▸ Task objective: Give the listing again in full, exactly as written.

▸ Supplied data:
_ _ _ _ _ _ _

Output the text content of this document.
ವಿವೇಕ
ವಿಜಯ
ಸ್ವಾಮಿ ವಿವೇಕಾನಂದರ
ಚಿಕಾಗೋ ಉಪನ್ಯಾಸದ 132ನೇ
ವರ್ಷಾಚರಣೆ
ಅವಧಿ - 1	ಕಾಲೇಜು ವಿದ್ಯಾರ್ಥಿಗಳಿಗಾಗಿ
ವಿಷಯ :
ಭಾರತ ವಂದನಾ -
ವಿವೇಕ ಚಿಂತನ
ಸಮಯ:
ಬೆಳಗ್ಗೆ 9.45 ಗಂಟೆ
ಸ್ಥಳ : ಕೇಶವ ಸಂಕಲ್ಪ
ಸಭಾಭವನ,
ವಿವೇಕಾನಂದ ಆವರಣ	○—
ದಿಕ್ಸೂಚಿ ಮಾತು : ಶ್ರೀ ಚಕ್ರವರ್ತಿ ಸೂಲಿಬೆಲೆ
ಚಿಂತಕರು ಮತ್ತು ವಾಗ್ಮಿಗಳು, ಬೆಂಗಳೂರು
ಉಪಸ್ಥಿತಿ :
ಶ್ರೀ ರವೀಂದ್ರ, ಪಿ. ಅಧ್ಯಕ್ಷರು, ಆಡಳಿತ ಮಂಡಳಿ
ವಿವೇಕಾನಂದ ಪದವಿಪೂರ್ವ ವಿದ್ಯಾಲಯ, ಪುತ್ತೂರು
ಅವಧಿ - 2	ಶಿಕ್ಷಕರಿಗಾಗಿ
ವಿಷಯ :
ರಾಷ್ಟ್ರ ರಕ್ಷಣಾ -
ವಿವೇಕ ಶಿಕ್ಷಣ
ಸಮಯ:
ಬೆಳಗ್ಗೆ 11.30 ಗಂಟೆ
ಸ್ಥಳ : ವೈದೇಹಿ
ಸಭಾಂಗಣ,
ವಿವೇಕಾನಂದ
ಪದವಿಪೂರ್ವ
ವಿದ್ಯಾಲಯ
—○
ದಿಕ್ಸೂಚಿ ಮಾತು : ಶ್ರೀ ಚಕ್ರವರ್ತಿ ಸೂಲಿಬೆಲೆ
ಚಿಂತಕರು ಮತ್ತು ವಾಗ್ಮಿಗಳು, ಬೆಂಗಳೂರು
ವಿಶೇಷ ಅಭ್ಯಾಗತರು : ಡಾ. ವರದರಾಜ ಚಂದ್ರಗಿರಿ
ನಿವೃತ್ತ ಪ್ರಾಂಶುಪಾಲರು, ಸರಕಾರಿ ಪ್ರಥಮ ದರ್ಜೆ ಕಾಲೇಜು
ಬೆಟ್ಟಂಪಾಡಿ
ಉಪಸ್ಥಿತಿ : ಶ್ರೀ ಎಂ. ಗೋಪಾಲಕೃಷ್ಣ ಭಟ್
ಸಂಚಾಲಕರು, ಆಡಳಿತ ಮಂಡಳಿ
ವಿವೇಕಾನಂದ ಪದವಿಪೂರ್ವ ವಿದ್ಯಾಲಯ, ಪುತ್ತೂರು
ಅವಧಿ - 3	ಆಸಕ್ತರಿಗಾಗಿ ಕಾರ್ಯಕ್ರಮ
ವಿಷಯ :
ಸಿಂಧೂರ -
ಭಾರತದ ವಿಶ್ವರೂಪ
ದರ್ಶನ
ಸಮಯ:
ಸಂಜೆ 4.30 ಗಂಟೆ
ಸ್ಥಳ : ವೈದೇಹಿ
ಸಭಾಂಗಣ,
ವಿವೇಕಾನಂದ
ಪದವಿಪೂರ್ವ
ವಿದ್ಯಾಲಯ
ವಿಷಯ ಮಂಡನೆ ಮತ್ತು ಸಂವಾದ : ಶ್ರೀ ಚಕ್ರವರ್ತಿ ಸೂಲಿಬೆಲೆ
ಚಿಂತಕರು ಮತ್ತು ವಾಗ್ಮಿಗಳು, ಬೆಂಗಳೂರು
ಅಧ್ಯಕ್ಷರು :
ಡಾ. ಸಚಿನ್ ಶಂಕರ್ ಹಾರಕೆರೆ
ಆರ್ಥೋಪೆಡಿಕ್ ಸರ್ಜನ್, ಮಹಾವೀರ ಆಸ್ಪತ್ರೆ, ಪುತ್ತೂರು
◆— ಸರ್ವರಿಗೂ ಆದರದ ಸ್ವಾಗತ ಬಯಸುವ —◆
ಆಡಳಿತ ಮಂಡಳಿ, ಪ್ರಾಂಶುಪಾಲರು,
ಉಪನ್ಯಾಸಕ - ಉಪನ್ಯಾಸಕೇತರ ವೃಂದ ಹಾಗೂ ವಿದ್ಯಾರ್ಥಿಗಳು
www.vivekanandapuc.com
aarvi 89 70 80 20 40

_ _ _ _ _ _ _

▸ Correct response:
Output the text content of this document.
ವಿವೇಕ
ವಿಜಯ
ಸ್ವಾಮಿ ವಿವೇಕಾನಂದರ
ಚಿಕಾಗೋ ಉಪನ್ಯಾಸದ 132ನೇ
ವರ್ಷಾಚರಣೆ
ಅವಧಿ - 1	ಕಾಲೇಜು ವಿದ್ಯಾರ್ಥಿಗಳಿಗಾಗಿ
ವಿಷಯ :
ಭಾರತ ವಂದನಾ -
ವಿವೇಕ ಚಿಂತನ
ಸಮಯ:
ಬೆಳಗ್ಗೆ 9.45 ಗಂಟೆ
ಸ್ಥಳ : ಕೇಶವ ಸಂಕಲ್ಪ
ಸಭಾಭವನ,
ವಿವೇಕಾನಂದ ಆವರಣ	○—
ದಿಕ್ಸೂಚಿ ಮಾತು : ಶ್ರೀ ಚಕ್ರವರ್ತಿ ಸೂಲಿಬೆಲೆ
ಚಿಂತಕರು ಮತ್ತು ವಾಗ್ಮಿಗಳು, ಬೆಂಗಳೂರು
ಉಪಸ್ಥಿತಿ :
ಶ್ರೀ ರವೀಂದ್ರ, ಪಿ. ಅಧ್ಯಕ್ಷರು, ಆಡಳಿತ ಮಂಡಳಿ
ವಿವೇಕಾನಂದ ಪದವಿಪೂರ್ವ ವಿದ್ಯಾಲಯ, ಪುತ್ತೂರು
ಅವಧಿ - 2	ಶಿಕ್ಷಕರಿಗಾಗಿ
ವಿಷಯ :
ರಾಷ್ಟ್ರ ರಕ್ಷಣಾ -
ವಿವೇಕ ಶಿಕ್ಷಣ
ಸಮಯ:
ಬೆಳಗ್ಗೆ 11.30 ಗಂಟೆ
ಸ್ಥಳ : ವೈದೇಹಿ
ಸಭಾಂಗಣ,
ವಿವೇಕಾನಂದ
ಪದವಿಪೂರ್ವ
ವಿದ್ಯಾಲಯ
—○
ದಿಕ್ಸೂಚಿ ಮಾತು : ಶ್ರೀ ಚಕ್ರವರ್ತಿ ಸೂಲಿಬೆಲೆ
ಚಿಂತಕರು ಮತ್ತು ವಾಗ್ಮಿಗಳು, ಬೆಂಗಳೂರು
ವಿಶೇಷ ಅಭ್ಯಾಗತರು : ಡಾ. ವರದರಾಜ ಚಂದ್ರಗಿರಿ
ನಿವೃತ್ತ ಪ್ರಾಂಶುಪಾಲರು, ಸರಕಾರಿ ಪ್ರಥಮ ದರ್ಜೆ ಕಾಲೇಜು
ಬೆಟ್ಟಂಪಾಡಿ
ಉಪಸ್ಥಿತಿ : ಶ್ರೀ ಎಂ. ಗೋಪಾಲಕೃಷ್ಣ ಭಟ್
ಸಂಚಾಲಕರು, ಆಡಳಿತ ಮಂಡಳಿ
ವಿವೇಕಾನಂದ ಪದವಿಪೂರ್ವ ವಿದ್ಯಾಲಯ, ಪುತ್ತೂರು
ಅವಧಿ - 3	ಆಸಕ್ತರಿಗಾಗಿ ಕಾರ್ಯಕ್ರಮ
ವಿಷಯ :
ಸಿಂಧೂರ -
ಭಾರತದ ವಿಶ್ವರೂಪ
ದರ್ಶನ
ಸಮಯ:
ಸಂಜೆ 4.30 ಗಂಟೆ
ಸ್ಥಳ : ವೈದೇಹಿ
ಸಭಾಂಗಣ,
ವಿವೇಕಾನಂದ
ಪದವಿಪೂರ್ವ
ವಿದ್ಯಾಲಯ
ವಿಷಯ ಮಂಡನೆ ಮತ್ತು ಸಂವಾದ : ಶ್ರೀ ಚಕ್ರವರ್ತಿ ಸೂಲಿಬೆಲೆ
ಚಿಂತಕರು ಮತ್ತು ವಾಗ್ಮಿಗಳು, ಬೆಂಗಳೂರು
ಅಧ್ಯಕ್ಷರು :
ಡಾ. ಸಚಿನ್ ಶಂಕರ್ ಹಾರಕೆರೆ
ಆರ್ಥೋಪೆಡಿಕ್ ಸರ್ಜನ್, ಮಹಾವೀರ ಆಸ್ಪತ್ರೆ, ಪುತ್ತೂರು
◆— ಸರ್ವರಿಗೂ ಆದರದ ಸ್ವಾಗತ ಬಯಸುವ —◆
ಆಡಳಿತ ಮಂಡಳಿ, ಪ್ರಾಂಶುಪಾಲರು,
ಉಪನ್ಯಾಸಕ - ಉಪನ್ಯಾಸಕೇತರ ವೃಂದ ಹಾಗೂ ವಿದ್ಯಾರ್ಥಿಗಳು
www.vivekanandapuc.com
aarvi 89 70 80 20 40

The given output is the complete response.